**** INPUT

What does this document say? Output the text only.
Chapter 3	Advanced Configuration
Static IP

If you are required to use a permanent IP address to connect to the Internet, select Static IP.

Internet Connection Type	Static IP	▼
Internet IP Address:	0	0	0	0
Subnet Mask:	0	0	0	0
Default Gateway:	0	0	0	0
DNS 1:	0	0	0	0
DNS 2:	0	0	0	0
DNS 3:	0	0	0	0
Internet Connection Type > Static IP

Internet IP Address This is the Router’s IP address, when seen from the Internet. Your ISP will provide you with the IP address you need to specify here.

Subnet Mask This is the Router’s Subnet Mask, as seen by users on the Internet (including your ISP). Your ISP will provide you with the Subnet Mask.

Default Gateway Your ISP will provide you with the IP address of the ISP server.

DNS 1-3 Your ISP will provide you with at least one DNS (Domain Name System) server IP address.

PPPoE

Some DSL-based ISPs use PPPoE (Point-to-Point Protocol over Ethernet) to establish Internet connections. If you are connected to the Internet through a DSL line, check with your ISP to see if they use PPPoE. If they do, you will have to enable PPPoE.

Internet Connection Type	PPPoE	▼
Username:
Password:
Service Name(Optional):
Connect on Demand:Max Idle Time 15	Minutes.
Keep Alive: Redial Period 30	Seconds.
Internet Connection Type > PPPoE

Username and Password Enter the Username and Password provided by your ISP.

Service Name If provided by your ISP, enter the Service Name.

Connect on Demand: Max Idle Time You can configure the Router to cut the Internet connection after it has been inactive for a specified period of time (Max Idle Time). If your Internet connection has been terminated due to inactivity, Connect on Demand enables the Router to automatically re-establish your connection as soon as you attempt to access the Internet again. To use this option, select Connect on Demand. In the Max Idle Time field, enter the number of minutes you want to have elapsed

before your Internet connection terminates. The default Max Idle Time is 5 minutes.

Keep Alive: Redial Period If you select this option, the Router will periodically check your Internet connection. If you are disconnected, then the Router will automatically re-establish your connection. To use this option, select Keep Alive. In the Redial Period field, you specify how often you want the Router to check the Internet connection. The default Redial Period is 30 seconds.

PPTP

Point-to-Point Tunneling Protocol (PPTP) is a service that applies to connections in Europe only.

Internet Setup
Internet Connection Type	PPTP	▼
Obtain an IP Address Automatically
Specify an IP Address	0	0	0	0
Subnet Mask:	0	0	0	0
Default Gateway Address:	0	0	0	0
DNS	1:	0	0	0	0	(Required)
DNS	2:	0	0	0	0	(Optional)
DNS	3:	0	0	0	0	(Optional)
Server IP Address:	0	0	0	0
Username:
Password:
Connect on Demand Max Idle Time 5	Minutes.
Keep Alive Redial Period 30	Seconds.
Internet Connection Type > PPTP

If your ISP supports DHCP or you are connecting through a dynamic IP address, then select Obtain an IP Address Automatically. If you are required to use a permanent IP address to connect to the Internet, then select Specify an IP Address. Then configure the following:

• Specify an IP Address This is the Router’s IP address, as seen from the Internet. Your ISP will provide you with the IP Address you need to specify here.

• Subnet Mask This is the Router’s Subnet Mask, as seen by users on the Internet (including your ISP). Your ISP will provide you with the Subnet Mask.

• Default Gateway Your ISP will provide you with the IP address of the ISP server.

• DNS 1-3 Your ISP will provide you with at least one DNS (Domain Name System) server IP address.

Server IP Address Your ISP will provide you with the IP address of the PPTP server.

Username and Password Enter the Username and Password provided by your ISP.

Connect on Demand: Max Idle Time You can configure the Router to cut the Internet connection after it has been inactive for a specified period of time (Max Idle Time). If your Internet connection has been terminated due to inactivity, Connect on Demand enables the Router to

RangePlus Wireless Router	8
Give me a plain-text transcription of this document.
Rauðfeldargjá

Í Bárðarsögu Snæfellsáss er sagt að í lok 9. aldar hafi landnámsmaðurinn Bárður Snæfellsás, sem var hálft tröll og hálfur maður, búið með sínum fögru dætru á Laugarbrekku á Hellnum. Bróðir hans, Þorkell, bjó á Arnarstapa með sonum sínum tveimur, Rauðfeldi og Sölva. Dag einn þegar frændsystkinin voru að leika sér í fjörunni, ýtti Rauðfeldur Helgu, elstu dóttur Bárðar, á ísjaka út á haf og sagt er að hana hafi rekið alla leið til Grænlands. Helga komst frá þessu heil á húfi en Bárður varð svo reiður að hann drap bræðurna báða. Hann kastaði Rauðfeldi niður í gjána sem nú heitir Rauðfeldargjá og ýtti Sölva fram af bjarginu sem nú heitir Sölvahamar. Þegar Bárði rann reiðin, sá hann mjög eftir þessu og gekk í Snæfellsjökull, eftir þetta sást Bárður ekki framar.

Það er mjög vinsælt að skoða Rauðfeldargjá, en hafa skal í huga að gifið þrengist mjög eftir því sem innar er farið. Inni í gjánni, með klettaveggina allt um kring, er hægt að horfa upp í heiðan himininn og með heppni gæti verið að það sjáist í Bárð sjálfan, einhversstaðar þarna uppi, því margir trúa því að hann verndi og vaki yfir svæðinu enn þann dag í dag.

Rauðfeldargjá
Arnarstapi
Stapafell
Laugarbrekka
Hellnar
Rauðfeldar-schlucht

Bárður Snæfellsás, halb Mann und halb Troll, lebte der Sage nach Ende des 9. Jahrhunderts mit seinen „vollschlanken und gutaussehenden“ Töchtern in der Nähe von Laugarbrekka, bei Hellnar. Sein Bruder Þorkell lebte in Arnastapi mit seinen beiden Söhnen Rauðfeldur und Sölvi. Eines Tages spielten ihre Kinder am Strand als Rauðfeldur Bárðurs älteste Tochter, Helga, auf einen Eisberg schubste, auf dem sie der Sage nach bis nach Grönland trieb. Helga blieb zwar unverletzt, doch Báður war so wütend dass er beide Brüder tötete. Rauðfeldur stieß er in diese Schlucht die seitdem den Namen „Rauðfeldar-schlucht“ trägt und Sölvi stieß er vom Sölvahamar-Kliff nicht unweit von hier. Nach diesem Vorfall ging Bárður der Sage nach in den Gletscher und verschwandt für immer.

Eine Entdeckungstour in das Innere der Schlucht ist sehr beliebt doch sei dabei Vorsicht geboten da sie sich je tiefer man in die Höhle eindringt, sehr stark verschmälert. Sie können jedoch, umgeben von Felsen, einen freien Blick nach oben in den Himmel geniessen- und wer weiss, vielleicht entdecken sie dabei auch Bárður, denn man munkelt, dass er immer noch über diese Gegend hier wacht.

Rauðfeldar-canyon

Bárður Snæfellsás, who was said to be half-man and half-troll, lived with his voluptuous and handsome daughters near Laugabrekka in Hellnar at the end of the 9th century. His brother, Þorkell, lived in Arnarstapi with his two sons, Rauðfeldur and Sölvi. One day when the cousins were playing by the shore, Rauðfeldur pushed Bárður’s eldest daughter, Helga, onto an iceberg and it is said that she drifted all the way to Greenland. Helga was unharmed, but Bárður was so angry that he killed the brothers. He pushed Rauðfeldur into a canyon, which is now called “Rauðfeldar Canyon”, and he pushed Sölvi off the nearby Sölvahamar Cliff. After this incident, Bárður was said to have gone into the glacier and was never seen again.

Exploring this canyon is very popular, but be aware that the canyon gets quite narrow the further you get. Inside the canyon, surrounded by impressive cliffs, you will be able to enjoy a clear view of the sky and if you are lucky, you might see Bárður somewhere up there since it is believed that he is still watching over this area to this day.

********

THE TASK:
Repeat the records above exactly, leaving none out.

RIGHT ANSWER:
What does this document say? Output the text only.
Chapter 3	Advanced Configuration
Static IP

If you are required to use a permanent IP address to connect to the Internet, select Static IP.

Internet Connection Type	Static IP	▼
Internet IP Address:	0	0	0	0
Subnet Mask:	0	0	0	0
Default Gateway:	0	0	0	0
DNS 1:	0	0	0	0
DNS 2:	0	0	0	0
DNS 3:	0	0	0	0
Internet Connection Type > Static IP

Internet IP Address This is the Router’s IP address, when seen from the Internet. Your ISP will provide you with the IP address you need to specify here.

Subnet Mask This is the Router’s Subnet Mask, as seen by users on the Internet (including your ISP). Your ISP will provide you with the Subnet Mask.

Default Gateway Your ISP will provide you with the IP address of the ISP server.

DNS 1-3 Your ISP will provide you with at least one DNS (Domain Name System) server IP address.

PPPoE

Some DSL-based ISPs use PPPoE (Point-to-Point Protocol over Ethernet) to establish Internet connections. If you are connected to the Internet through a DSL line, check with your ISP to see if they use PPPoE. If they do, you will have to enable PPPoE.

Internet Connection Type	PPPoE	▼
Username:
Password:
Service Name(Optional):
Connect on Demand:Max Idle Time 15	Minutes.
Keep Alive: Redial Period 30	Seconds.
Internet Connection Type > PPPoE

Username and Password Enter the Username and Password provided by your ISP.

Service Name If provided by your ISP, enter the Service Name.

Connect on Demand: Max Idle Time You can configure the Router to cut the Internet connection after it has been inactive for a specified period of time (Max Idle Time). If your Internet connection has been terminated due to inactivity, Connect on Demand enables the Router to automatically re-establish your connection as soon as you attempt to access the Internet again. To use this option, select Connect on Demand. In the Max Idle Time field, enter the number of minutes you want to have elapsed

before your Internet connection terminates. The default Max Idle Time is 5 minutes.

Keep Alive: Redial Period If you select this option, the Router will periodically check your Internet connection. If you are disconnected, then the Router will automatically re-establish your connection. To use this option, select Keep Alive. In the Redial Period field, you specify how often you want the Router to check the Internet connection. The default Redial Period is 30 seconds.

PPTP

Point-to-Point Tunneling Protocol (PPTP) is a service that applies to connections in Europe only.

Internet Setup
Internet Connection Type	PPTP	▼
Obtain an IP Address Automatically
Specify an IP Address	0	0	0	0
Subnet Mask:	0	0	0	0
Default Gateway Address:	0	0	0	0
DNS	1:	0	0	0	0	(Required)
DNS	2:	0	0	0	0	(Optional)
DNS	3:	0	0	0	0	(Optional)
Server IP Address:	0	0	0	0
Username:
Password:
Connect on Demand Max Idle Time 5	Minutes.
Keep Alive Redial Period 30	Seconds.
Internet Connection Type > PPTP

If your ISP supports DHCP or you are connecting through a dynamic IP address, then select Obtain an IP Address Automatically. If you are required to use a permanent IP address to connect to the Internet, then select Specify an IP Address. Then configure the following:

• Specify an IP Address This is the Router’s IP address, as seen from the Internet. Your ISP will provide you with the IP Address you need to specify here.

• Subnet Mask This is the Router’s Subnet Mask, as seen by users on the Internet (including your ISP). Your ISP will provide you with the Subnet Mask.

• Default Gateway Your ISP will provide you with the IP address of the ISP server.

• DNS 1-3 Your ISP will provide you with at least one DNS (Domain Name System) server IP address.

Server IP Address Your ISP will provide you with the IP address of the PPTP server.

Username and Password Enter the Username and Password provided by your ISP.

Connect on Demand: Max Idle Time You can configure the Router to cut the Internet connection after it has been inactive for a specified period of time (Max Idle Time). If your Internet connection has been terminated due to inactivity, Connect on Demand enables the Router to

RangePlus Wireless Router	8
Give me a plain-text transcription of this document.
Rauðfeldargjá

Í Bárðarsögu Snæfellsáss er sagt að í lok 9. aldar hafi landnámsmaðurinn Bárður Snæfellsás, sem var hálft tröll og hálfur maður, búið með sínum fögru dætru á Laugarbrekku á Hellnum. Bróðir hans, Þorkell, bjó á Arnarstapa með sonum sínum tveimur, Rauðfeldi og Sölva. Dag einn þegar frændsystkinin voru að leika sér í fjörunni, ýtti Rauðfeldur Helgu, elstu dóttur Bárðar, á ísjaka út á haf og sagt er að hana hafi rekið alla leið til Grænlands. Helga komst frá þessu heil á húfi en Bárður varð svo reiður að hann drap bræðurna báða. Hann kastaði Rauðfeldi niður í gjána sem nú heitir Rauðfeldargjá og ýtti Sölva fram af bjarginu sem nú heitir Sölvahamar. Þegar Bárði rann reiðin, sá hann mjög eftir þessu og gekk í Snæfellsjökull, eftir þetta sást Bárður ekki framar.

Það er mjög vinsælt að skoða Rauðfeldargjá, en hafa skal í huga að gifið þrengist mjög eftir því sem innar er farið. Inni í gjánni, með klettaveggina allt um kring, er hægt að horfa upp í heiðan himininn og með heppni gæti verið að það sjáist í Bárð sjálfan, einhversstaðar þarna uppi, því margir trúa því að hann verndi og vaki yfir svæðinu enn þann dag í dag.

Rauðfeldargjá
Arnarstapi
Stapafell
Laugarbrekka
Hellnar
Rauðfeldar-schlucht

Bárður Snæfellsás, halb Mann und halb Troll, lebte der Sage nach Ende des 9. Jahrhunderts mit seinen „vollschlanken und gutaussehenden“ Töchtern in der Nähe von Laugarbrekka, bei Hellnar. Sein Bruder Þorkell lebte in Arnastapi mit seinen beiden Söhnen Rauðfeldur und Sölvi. Eines Tages spielten ihre Kinder am Strand als Rauðfeldur Bárðurs älteste Tochter, Helga, auf einen Eisberg schubste, auf dem sie der Sage nach bis nach Grönland trieb. Helga blieb zwar unverletzt, doch Báður war so wütend dass er beide Brüder tötete. Rauðfeldur stieß er in diese Schlucht die seitdem den Namen „Rauðfeldar-schlucht“ trägt und Sölvi stieß er vom Sölvahamar-Kliff nicht unweit von hier. Nach diesem Vorfall ging Bárður der Sage nach in den Gletscher und verschwandt für immer.

Eine Entdeckungstour in das Innere der Schlucht ist sehr beliebt doch sei dabei Vorsicht geboten da sie sich je tiefer man in die Höhle eindringt, sehr stark verschmälert. Sie können jedoch, umgeben von Felsen, einen freien Blick nach oben in den Himmel geniessen- und wer weiss, vielleicht entdecken sie dabei auch Bárður, denn man munkelt, dass er immer noch über diese Gegend hier wacht.

Rauðfeldar-canyon

Bárður Snæfellsás, who was said to be half-man and half-troll, lived with his voluptuous and handsome daughters near Laugabrekka in Hellnar at the end of the 9th century. His brother, Þorkell, lived in Arnarstapi with his two sons, Rauðfeldur and Sölvi. One day when the cousins were playing by the shore, Rauðfeldur pushed Bárður’s eldest daughter, Helga, onto an iceberg and it is said that she drifted all the way to Greenland. Helga was unharmed, but Bárður was so angry that he killed the brothers. He pushed Rauðfeldur into a canyon, which is now called “Rauðfeldar Canyon”, and he pushed Sölvi off the nearby Sölvahamar Cliff. After this incident, Bárður was said to have gone into the glacier and was never seen again.

Exploring this canyon is very popular, but be aware that the canyon gets quite narrow the further you get. Inside the canyon, surrounded by impressive cliffs, you will be able to enjoy a clear view of the sky and if you are lucky, you might see Bárður somewhere up there since it is believed that he is still watching over this area to this day.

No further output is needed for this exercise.